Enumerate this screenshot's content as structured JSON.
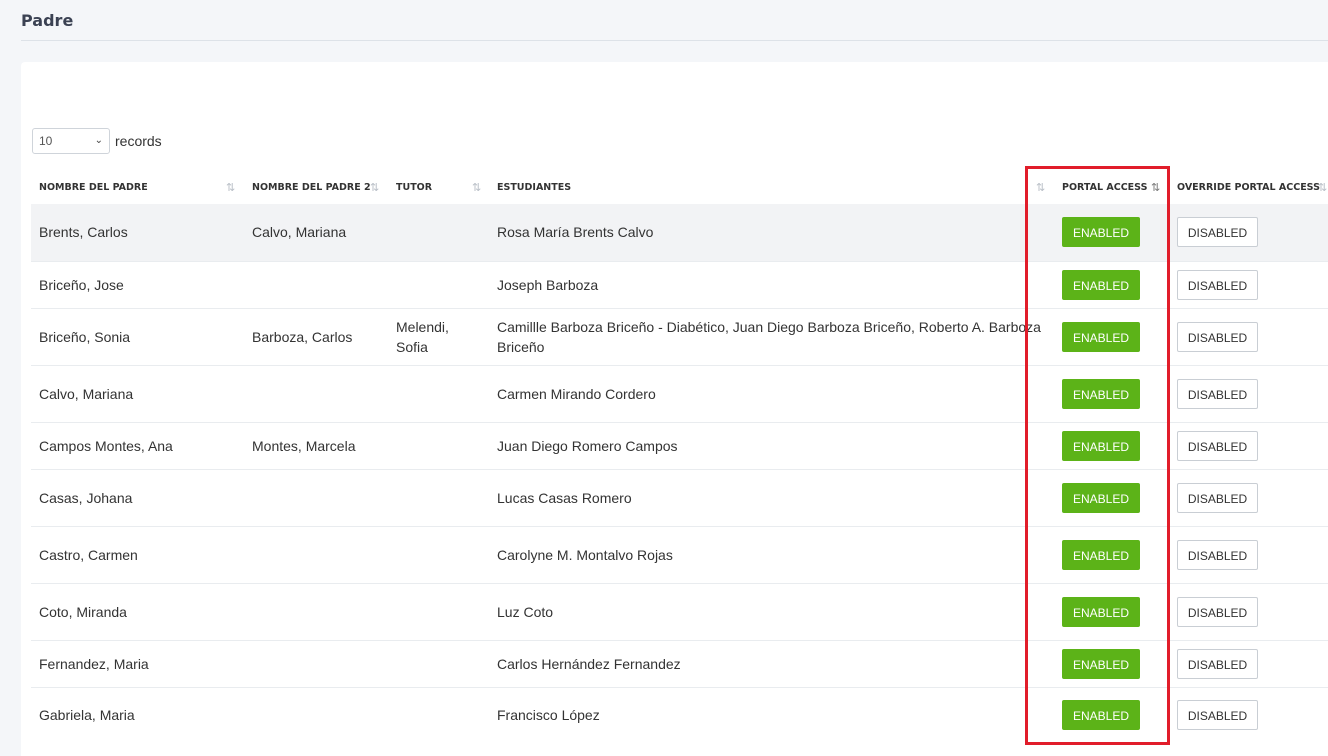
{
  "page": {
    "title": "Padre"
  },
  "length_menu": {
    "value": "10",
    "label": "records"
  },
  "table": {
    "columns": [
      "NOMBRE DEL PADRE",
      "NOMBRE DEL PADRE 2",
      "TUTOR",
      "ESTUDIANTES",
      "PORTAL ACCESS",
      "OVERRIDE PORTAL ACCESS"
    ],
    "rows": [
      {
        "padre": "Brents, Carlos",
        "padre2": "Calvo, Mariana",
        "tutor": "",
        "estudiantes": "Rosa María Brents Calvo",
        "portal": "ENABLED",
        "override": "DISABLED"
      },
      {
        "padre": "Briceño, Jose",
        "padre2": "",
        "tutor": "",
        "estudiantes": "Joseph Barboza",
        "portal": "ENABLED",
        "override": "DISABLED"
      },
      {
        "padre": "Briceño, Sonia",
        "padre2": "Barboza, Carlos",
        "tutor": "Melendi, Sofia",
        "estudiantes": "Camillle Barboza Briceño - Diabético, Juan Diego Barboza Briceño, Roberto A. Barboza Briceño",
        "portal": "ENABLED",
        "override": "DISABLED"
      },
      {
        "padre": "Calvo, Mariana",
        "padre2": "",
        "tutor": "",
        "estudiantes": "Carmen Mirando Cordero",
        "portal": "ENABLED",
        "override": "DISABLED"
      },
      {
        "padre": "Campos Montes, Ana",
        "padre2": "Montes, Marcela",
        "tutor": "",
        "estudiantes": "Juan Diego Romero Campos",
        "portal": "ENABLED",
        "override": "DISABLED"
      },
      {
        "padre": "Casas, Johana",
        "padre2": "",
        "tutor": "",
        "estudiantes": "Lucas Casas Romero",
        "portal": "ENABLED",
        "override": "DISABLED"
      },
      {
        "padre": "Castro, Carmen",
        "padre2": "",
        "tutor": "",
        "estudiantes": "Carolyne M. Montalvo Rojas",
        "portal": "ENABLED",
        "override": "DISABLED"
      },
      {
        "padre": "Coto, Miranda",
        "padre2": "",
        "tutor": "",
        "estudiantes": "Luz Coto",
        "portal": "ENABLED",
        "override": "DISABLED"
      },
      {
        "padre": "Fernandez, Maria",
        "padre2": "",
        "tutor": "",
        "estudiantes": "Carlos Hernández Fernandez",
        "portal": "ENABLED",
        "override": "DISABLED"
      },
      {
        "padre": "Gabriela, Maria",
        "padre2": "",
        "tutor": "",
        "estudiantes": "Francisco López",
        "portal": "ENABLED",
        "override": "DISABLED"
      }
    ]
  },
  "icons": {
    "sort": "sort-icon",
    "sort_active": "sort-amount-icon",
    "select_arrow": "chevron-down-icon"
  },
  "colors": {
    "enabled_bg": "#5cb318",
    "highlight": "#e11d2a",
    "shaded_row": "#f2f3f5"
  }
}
________________________
--- The task ---
Search the data for "Carlos". Copy every matching line.

--- Task solution ---
        "padre": "Brents, Carlos",
        "padre2": "Barboza, Carlos",
        "estudiantes": "Carlos Hernández Fernandez",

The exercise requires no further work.